- **Stated problem**
Copy every line, leaving nothing out and adding nothing.

- **Supplied records**
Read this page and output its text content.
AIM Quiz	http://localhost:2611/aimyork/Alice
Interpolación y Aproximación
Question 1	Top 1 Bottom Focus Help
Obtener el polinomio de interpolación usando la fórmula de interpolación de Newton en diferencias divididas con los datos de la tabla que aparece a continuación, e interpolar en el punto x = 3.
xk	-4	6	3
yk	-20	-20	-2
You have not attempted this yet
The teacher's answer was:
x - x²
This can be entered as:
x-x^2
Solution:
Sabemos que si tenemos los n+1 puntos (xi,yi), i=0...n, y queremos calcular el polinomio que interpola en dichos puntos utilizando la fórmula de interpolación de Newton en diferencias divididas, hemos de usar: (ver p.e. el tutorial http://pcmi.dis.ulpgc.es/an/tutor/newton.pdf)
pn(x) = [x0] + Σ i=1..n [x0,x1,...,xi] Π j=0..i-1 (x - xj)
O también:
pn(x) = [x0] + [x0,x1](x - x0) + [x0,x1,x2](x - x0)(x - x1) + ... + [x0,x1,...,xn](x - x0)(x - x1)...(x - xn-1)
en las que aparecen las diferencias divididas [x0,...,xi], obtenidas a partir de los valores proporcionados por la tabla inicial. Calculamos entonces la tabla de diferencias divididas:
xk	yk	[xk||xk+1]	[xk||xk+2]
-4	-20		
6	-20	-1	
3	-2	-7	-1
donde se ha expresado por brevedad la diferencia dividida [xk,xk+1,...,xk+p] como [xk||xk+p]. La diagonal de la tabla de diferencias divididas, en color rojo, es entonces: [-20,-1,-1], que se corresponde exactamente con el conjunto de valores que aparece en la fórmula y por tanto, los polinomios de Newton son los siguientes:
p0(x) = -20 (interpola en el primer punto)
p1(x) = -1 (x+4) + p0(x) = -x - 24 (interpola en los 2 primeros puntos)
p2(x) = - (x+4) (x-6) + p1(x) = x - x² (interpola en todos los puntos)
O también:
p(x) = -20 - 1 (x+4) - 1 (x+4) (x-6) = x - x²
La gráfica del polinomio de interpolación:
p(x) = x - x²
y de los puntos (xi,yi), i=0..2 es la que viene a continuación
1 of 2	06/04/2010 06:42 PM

- **Exercise answer**
Read this page and output its text content.
AIM Quiz	http://localhost:2611/aimyork/Alice
Interpolación y Aproximación
Question 1	Top 1 Bottom Focus Help
Obtener el polinomio de interpolación usando la fórmula de interpolación de Newton en diferencias divididas con los datos de la tabla que aparece a continuación, e interpolar en el punto x = 3.
xk	-4	6	3
yk	-20	-20	-2
You have not attempted this yet
The teacher's answer was:
x - x²
This can be entered as:
x-x^2
Solution:
Sabemos que si tenemos los n+1 puntos (xi,yi), i=0...n, y queremos calcular el polinomio que interpola en dichos puntos utilizando la fórmula de interpolación de Newton en diferencias divididas, hemos de usar: (ver p.e. el tutorial http://pcmi.dis.ulpgc.es/an/tutor/newton.pdf)
pn(x) = [x0] + Σ i=1..n [x0,x1,...,xi] Π j=0..i-1 (x - xj)
O también:
pn(x) = [x0] + [x0,x1](x - x0) + [x0,x1,x2](x - x0)(x - x1) + ... + [x0,x1,...,xn](x - x0)(x - x1)...(x - xn-1)
en las que aparecen las diferencias divididas [x0,...,xi], obtenidas a partir de los valores proporcionados por la tabla inicial. Calculamos entonces la tabla de diferencias divididas:
xk	yk	[xk||xk+1]	[xk||xk+2]
-4	-20		
6	-20	-1	
3	-2	-7	-1
donde se ha expresado por brevedad la diferencia dividida [xk,xk+1,...,xk+p] como [xk||xk+p]. La diagonal de la tabla de diferencias divididas, en color rojo, es entonces: [-20,-1,-1], que se corresponde exactamente con el conjunto de valores que aparece en la fórmula y por tanto, los polinomios de Newton son los siguientes:
p0(x) = -20 (interpola en el primer punto)
p1(x) = -1 (x+4) + p0(x) = -x - 24 (interpola en los 2 primeros puntos)
p2(x) = - (x+4) (x-6) + p1(x) = x - x² (interpola en todos los puntos)
O también:
p(x) = -20 - 1 (x+4) - 1 (x+4) (x-6) = x - x²
La gráfica del polinomio de interpolación:
p(x) = x - x²
y de los puntos (xi,yi), i=0..2 es la que viene a continuación
1 of 2	06/04/2010 06:42 PM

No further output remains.